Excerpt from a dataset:
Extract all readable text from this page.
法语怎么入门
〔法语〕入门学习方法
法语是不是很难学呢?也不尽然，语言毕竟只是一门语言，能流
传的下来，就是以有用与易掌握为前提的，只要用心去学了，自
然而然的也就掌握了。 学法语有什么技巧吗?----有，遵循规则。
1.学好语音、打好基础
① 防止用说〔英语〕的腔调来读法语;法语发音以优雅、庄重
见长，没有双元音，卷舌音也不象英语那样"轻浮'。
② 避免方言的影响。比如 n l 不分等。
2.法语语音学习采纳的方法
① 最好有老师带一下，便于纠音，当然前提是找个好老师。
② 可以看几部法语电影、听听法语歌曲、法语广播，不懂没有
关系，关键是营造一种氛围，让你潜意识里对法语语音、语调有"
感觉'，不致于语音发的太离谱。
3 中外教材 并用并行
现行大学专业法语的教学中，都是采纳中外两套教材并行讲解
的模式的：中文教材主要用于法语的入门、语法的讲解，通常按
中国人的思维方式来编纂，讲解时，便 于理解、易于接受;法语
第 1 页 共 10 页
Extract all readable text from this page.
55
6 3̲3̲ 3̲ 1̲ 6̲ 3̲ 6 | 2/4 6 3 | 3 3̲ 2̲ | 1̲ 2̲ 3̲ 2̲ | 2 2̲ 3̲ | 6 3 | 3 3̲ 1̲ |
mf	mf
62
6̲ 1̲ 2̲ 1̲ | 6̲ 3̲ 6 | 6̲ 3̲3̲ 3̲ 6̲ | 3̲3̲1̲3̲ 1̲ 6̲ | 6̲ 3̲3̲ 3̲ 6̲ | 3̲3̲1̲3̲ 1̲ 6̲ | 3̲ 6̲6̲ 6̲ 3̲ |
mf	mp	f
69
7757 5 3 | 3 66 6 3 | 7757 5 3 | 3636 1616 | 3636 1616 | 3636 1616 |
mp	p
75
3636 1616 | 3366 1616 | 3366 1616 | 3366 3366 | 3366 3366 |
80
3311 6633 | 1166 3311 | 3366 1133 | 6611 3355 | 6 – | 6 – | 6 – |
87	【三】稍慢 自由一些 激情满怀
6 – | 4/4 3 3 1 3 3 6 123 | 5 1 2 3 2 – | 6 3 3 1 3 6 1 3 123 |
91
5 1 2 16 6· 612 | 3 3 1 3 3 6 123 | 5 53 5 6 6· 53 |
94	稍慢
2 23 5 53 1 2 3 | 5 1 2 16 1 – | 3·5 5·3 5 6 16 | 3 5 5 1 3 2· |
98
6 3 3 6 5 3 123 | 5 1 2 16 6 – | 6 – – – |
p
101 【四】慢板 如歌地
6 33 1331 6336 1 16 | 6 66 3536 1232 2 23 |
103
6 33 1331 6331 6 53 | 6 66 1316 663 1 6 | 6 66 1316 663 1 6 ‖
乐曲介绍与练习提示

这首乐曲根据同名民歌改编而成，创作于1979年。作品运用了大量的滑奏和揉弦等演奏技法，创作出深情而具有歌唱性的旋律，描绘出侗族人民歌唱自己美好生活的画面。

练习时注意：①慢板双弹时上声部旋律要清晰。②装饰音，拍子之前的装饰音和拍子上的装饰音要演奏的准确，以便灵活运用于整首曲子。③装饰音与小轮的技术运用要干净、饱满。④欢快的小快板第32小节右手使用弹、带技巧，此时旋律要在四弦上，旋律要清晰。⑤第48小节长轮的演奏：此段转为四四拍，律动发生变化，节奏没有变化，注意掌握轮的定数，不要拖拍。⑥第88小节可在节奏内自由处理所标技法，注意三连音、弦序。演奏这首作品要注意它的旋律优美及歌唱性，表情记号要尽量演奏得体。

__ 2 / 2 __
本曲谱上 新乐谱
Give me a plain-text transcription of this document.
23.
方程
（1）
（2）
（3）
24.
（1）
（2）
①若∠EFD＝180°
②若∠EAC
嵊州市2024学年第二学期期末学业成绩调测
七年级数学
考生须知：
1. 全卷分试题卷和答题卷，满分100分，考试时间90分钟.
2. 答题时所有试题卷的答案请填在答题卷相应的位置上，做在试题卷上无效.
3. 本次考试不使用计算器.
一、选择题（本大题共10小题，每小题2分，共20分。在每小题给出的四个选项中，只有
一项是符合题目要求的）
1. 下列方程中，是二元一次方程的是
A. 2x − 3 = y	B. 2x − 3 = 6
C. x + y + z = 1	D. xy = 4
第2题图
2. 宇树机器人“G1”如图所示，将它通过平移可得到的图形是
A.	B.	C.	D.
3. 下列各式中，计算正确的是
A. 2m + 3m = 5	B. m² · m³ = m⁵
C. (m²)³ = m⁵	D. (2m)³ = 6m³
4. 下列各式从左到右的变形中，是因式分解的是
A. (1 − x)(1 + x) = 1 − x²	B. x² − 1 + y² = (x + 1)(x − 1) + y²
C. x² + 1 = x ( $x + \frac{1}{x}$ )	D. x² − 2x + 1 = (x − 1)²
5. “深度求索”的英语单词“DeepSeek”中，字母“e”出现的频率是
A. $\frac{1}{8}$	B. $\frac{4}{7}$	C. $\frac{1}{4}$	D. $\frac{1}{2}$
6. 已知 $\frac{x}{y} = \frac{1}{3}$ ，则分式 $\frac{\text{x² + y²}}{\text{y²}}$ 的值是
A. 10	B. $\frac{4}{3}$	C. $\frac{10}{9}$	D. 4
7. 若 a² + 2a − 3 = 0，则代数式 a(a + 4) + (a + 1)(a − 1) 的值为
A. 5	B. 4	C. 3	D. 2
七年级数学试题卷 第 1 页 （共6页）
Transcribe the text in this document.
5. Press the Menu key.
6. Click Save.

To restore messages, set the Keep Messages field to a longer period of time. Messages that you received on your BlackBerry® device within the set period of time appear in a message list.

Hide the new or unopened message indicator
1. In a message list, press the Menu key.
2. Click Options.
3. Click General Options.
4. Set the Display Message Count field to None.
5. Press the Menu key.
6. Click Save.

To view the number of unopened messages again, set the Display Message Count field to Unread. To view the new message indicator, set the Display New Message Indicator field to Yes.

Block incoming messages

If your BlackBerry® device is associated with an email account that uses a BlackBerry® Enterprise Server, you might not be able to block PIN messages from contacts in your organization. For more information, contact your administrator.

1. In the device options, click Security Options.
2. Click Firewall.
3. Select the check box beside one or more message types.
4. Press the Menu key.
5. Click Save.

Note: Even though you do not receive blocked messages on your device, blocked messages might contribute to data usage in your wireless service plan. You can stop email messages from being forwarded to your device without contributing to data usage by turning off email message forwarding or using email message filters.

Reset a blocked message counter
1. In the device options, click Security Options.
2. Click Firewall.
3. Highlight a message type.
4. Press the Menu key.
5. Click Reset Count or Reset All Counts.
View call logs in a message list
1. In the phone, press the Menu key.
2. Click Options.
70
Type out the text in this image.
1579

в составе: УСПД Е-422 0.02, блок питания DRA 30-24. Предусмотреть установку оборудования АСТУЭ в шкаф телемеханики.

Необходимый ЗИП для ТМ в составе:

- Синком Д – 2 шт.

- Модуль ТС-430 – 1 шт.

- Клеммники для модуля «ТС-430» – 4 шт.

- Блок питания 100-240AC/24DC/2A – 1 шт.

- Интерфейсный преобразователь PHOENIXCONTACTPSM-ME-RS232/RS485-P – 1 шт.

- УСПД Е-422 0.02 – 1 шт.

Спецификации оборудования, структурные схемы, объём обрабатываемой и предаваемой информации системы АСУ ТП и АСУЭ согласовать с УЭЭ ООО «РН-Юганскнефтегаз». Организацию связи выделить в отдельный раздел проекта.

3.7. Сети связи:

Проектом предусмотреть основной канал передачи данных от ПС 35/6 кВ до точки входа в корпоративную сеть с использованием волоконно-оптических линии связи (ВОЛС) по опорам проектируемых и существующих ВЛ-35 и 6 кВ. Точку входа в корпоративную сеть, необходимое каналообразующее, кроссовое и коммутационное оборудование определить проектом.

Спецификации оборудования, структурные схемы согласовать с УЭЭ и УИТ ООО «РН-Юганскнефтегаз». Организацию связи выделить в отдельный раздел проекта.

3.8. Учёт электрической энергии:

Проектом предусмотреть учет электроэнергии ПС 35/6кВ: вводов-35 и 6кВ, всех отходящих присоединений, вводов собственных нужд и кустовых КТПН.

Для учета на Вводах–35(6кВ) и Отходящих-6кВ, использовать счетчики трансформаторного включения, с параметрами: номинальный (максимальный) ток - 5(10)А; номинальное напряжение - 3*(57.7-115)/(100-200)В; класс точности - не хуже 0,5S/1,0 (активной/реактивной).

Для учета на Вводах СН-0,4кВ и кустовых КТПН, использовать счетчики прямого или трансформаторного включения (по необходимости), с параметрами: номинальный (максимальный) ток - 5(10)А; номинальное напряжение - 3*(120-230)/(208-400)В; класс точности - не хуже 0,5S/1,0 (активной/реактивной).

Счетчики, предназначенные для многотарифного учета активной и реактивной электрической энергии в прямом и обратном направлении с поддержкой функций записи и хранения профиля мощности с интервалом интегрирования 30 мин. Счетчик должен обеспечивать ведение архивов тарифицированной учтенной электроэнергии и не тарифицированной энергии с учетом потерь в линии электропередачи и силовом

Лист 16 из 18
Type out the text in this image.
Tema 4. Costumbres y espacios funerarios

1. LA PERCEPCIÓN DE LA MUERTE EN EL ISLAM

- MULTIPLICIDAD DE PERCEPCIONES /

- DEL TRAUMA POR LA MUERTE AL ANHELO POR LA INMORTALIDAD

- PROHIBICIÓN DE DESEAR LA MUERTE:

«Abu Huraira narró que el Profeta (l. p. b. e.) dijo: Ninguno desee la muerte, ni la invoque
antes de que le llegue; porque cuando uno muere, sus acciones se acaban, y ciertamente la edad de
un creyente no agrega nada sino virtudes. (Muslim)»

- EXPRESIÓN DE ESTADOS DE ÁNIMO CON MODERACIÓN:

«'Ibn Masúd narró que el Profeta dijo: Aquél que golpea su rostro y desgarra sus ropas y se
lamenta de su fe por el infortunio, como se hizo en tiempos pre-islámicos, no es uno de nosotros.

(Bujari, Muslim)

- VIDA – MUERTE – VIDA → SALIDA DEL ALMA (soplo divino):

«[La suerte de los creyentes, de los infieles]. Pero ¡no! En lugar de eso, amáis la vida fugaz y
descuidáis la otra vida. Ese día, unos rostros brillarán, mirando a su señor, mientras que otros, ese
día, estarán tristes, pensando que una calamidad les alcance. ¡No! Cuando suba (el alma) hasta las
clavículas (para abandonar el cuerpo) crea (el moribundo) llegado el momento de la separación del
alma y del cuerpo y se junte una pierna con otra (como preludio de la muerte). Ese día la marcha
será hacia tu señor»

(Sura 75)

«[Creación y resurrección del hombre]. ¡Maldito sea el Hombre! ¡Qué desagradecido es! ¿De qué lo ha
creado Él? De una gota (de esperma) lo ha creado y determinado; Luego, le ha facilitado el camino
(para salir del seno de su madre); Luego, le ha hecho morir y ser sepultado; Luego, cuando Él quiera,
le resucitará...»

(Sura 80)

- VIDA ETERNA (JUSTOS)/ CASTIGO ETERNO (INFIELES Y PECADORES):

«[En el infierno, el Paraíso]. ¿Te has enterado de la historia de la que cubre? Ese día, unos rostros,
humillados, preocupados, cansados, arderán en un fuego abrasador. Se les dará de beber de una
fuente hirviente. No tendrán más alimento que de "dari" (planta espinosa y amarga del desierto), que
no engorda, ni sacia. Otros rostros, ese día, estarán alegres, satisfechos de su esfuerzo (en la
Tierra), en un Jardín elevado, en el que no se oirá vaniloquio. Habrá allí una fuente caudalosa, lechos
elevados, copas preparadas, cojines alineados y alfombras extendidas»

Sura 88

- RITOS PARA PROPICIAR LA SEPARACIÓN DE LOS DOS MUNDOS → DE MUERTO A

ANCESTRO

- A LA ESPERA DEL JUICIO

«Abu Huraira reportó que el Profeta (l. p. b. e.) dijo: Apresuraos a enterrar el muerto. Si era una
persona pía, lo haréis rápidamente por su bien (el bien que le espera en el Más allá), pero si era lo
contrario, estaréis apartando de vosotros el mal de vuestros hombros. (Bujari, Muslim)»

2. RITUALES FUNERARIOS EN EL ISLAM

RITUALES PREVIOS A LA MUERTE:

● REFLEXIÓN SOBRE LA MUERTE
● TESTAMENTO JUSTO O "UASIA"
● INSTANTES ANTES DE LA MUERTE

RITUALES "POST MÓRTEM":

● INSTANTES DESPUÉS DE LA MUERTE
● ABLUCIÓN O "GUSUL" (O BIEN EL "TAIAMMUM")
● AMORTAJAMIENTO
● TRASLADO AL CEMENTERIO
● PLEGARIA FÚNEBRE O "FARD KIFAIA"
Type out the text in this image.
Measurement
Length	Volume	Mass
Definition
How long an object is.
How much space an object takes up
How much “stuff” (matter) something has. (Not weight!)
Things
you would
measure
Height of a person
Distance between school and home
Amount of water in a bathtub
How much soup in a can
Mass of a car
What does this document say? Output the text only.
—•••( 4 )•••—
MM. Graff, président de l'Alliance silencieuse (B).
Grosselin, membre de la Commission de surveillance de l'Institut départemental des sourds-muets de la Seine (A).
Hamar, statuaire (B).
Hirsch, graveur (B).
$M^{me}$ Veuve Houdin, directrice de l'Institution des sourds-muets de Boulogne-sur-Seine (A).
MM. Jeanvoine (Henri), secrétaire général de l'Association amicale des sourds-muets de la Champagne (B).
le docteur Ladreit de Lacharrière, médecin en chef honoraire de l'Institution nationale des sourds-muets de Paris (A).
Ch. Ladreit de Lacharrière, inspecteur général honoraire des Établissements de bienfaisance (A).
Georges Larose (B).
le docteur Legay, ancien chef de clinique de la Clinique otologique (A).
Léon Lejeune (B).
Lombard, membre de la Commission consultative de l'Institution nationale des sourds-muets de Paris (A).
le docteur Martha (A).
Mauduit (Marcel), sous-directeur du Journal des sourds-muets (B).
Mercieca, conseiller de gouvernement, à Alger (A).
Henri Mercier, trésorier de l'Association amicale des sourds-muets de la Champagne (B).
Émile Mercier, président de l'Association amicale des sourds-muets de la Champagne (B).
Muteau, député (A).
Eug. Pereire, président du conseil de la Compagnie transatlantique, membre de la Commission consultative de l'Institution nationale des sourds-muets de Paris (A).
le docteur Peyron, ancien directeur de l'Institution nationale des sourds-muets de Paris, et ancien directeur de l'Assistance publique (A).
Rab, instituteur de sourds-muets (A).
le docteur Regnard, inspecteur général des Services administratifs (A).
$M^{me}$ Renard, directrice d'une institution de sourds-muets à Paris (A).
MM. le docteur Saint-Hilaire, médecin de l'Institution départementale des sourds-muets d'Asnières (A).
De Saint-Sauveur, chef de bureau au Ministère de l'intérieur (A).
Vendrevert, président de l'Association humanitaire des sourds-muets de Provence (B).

> [Problem details] From the data above, show each line that contains "Seine".

> [Result of the exercise]
Grosselin, membre de la Commission de surveillance de l'Institut départemental des sourds-muets de la Seine (A).
$M^{me}$ Veuve Houdin, directrice de l'Institution des sourds-muets de Boulogne-sur-Seine (A).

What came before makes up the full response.